▶ Goal of the exercise
Work out how many lines in the records below include the string "Output", and reply with that number alone.

▶ Listed records

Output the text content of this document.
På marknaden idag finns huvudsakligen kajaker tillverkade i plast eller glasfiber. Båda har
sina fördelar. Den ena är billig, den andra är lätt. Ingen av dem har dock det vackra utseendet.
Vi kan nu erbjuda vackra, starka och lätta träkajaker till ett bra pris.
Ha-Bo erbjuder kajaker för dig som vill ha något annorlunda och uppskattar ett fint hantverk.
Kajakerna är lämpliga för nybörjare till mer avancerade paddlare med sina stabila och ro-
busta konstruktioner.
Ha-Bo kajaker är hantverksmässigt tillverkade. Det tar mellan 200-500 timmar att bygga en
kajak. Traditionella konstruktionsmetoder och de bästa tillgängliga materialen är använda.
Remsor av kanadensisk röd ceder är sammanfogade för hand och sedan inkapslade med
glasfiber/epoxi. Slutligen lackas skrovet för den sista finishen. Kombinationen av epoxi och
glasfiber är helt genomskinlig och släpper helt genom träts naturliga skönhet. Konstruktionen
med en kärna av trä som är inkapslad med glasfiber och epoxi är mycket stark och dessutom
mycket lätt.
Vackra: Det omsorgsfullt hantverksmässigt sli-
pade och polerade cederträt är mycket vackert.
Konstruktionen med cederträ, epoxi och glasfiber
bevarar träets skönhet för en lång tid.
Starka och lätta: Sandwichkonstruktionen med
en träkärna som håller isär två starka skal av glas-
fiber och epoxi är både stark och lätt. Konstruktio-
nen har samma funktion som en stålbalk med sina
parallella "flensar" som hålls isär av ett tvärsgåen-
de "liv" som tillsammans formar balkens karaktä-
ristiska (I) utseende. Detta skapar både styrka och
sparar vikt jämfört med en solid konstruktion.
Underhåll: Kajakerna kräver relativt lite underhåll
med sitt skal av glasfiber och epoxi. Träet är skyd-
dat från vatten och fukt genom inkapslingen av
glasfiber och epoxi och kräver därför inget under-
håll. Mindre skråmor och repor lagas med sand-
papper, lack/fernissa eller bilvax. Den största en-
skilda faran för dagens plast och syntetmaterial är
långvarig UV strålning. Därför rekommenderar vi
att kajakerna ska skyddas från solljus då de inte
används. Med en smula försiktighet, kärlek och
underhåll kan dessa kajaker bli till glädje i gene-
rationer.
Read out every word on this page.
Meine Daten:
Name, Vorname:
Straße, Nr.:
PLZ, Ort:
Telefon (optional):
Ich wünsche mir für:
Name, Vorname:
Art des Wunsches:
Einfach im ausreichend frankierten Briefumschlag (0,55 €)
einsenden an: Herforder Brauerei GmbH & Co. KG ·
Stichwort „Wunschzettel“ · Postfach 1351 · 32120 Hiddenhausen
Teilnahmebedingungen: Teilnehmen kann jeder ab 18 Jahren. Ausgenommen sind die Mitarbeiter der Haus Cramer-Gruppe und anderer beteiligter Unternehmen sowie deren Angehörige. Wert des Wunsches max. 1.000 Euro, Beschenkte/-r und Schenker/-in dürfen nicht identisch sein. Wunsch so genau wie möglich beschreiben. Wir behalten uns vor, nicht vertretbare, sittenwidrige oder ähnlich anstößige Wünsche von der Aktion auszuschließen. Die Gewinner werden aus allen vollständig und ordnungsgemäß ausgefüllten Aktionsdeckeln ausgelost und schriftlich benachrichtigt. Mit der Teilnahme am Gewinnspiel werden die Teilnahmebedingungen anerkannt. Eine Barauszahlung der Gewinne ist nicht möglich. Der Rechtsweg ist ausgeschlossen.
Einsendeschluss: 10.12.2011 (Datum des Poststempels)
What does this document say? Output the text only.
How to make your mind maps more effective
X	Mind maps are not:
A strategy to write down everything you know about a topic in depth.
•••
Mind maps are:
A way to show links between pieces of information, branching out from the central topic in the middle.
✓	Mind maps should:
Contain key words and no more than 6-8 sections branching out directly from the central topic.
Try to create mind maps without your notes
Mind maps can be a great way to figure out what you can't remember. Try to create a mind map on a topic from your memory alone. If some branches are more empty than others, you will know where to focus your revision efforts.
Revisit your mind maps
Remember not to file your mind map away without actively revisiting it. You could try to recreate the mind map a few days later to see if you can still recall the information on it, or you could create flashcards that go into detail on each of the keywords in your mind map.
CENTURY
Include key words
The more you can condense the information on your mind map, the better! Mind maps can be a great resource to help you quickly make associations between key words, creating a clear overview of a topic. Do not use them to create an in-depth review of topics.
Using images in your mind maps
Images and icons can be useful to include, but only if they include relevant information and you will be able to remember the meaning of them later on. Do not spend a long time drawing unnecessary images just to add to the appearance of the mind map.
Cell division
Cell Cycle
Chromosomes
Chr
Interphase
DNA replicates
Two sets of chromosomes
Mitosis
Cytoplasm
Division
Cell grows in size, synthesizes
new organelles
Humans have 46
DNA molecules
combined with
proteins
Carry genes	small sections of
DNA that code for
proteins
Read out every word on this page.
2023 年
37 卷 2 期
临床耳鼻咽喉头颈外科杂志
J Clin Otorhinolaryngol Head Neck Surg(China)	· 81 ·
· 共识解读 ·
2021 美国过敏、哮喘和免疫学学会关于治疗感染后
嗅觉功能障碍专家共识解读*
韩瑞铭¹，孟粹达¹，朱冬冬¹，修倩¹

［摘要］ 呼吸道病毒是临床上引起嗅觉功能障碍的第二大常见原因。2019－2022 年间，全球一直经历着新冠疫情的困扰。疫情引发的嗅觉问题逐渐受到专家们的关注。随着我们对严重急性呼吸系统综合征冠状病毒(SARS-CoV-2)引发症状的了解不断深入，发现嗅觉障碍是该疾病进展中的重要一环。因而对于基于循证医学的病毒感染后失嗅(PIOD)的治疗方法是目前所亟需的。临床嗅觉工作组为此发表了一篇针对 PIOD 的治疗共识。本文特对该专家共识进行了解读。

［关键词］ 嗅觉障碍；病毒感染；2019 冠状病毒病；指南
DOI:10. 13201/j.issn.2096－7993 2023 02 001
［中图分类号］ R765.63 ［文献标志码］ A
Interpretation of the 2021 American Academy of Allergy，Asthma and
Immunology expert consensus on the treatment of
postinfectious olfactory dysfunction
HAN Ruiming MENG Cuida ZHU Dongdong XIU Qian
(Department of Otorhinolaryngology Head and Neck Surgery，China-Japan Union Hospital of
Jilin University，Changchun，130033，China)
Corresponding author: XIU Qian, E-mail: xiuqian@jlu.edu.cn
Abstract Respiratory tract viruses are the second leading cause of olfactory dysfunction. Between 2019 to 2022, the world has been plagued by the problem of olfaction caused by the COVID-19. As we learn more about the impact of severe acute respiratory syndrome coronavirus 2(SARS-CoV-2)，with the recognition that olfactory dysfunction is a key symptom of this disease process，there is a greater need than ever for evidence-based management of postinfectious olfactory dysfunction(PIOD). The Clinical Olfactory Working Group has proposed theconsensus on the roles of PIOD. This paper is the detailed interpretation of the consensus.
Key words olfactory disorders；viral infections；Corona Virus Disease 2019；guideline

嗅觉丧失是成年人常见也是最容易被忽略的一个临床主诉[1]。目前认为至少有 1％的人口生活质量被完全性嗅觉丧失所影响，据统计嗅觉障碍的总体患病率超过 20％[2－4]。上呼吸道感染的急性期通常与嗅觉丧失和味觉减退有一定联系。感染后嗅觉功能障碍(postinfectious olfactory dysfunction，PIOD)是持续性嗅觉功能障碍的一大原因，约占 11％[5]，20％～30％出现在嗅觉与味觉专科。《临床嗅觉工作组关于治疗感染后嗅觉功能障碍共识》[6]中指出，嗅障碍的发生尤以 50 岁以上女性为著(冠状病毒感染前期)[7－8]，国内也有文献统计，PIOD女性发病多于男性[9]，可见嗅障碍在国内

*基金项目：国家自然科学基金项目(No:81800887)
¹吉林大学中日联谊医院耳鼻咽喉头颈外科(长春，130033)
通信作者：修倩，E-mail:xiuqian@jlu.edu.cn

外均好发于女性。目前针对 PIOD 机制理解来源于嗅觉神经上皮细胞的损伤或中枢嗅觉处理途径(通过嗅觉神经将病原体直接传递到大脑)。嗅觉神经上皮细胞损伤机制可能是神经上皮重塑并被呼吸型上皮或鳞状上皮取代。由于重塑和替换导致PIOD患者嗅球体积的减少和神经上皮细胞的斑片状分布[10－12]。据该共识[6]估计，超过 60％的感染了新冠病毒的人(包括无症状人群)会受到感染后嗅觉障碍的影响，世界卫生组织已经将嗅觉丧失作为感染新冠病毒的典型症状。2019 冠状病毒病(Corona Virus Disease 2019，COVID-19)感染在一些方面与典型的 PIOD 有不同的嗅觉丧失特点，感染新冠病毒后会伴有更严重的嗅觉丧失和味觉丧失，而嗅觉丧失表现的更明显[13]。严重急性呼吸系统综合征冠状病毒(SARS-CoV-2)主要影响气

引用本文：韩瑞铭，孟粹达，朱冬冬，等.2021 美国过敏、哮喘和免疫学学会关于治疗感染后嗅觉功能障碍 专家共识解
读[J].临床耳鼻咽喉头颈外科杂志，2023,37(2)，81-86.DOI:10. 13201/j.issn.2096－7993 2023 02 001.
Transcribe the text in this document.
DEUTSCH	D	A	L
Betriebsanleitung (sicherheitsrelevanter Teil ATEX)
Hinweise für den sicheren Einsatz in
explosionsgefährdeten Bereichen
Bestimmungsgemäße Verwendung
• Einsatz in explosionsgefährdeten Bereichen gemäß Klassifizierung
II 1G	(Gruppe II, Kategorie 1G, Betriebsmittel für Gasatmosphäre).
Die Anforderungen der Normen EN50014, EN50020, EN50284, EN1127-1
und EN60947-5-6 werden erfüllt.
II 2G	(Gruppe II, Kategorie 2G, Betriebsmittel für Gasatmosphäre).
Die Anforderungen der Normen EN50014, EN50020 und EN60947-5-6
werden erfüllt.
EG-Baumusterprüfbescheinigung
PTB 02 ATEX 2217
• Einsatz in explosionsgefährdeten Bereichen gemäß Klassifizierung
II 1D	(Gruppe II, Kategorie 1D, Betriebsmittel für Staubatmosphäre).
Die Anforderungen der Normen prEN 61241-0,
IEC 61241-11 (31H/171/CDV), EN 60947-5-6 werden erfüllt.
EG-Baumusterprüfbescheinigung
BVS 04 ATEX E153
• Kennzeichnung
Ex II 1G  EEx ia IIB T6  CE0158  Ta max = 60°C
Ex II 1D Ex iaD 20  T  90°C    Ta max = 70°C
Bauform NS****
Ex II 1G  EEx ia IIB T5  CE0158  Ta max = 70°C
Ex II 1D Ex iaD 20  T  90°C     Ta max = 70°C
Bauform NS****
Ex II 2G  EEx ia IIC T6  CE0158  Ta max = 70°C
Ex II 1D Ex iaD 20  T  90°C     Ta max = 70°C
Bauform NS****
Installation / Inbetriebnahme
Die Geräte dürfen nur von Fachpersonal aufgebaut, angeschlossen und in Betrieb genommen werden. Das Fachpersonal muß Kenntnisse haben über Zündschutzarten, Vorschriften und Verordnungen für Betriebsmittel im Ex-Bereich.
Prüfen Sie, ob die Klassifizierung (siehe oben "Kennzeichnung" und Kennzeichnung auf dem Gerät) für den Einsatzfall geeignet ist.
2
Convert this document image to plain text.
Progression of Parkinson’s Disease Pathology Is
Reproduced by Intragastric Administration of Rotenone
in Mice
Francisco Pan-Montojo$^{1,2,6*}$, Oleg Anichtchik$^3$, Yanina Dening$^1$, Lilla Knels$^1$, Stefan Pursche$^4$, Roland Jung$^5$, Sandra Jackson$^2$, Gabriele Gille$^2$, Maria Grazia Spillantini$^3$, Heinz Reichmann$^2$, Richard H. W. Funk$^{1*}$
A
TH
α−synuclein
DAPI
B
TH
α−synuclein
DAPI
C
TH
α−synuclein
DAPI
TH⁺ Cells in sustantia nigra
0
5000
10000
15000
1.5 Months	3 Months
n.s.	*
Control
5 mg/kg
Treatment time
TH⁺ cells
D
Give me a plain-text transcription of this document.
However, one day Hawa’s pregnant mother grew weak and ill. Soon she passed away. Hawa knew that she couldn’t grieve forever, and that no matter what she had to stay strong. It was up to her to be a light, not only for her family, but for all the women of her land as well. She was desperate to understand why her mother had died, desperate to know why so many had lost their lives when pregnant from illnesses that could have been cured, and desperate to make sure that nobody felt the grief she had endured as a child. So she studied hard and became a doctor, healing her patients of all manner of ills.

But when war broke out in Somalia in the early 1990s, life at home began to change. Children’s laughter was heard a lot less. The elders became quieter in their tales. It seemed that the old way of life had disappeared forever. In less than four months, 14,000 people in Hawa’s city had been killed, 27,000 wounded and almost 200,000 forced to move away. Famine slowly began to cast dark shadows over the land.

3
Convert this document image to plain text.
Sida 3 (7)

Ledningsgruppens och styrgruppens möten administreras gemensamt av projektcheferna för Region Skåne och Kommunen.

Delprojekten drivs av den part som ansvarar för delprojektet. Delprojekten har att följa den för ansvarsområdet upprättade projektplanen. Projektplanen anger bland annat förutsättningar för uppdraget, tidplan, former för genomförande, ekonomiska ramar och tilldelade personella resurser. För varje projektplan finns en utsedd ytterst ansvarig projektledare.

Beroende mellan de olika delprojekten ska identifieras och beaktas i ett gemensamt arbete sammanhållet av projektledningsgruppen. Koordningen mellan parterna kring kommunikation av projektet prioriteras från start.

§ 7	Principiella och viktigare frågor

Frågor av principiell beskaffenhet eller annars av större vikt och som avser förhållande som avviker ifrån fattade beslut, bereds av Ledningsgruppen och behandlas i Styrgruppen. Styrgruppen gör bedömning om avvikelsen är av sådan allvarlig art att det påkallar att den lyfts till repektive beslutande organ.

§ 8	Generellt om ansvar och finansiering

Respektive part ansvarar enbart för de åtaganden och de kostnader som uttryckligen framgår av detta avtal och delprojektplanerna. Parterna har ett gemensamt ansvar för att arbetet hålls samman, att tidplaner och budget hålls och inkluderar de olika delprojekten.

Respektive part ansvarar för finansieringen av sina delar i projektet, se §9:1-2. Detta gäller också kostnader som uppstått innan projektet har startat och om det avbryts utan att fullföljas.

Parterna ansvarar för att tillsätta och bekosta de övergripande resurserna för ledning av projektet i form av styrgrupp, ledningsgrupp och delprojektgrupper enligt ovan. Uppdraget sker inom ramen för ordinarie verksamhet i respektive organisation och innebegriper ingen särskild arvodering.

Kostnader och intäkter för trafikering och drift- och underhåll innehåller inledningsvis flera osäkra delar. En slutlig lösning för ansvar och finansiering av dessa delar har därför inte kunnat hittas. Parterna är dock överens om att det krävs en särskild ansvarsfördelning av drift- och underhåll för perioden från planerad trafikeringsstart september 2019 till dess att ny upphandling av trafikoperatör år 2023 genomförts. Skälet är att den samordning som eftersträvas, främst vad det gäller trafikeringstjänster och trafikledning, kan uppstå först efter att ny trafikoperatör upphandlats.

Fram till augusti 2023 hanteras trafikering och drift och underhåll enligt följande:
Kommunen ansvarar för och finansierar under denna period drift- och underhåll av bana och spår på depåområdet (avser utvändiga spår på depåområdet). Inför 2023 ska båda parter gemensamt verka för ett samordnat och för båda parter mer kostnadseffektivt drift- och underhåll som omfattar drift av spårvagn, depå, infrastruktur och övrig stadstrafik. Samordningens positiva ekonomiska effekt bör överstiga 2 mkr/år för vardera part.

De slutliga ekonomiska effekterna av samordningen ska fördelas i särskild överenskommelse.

▶ Answer section
2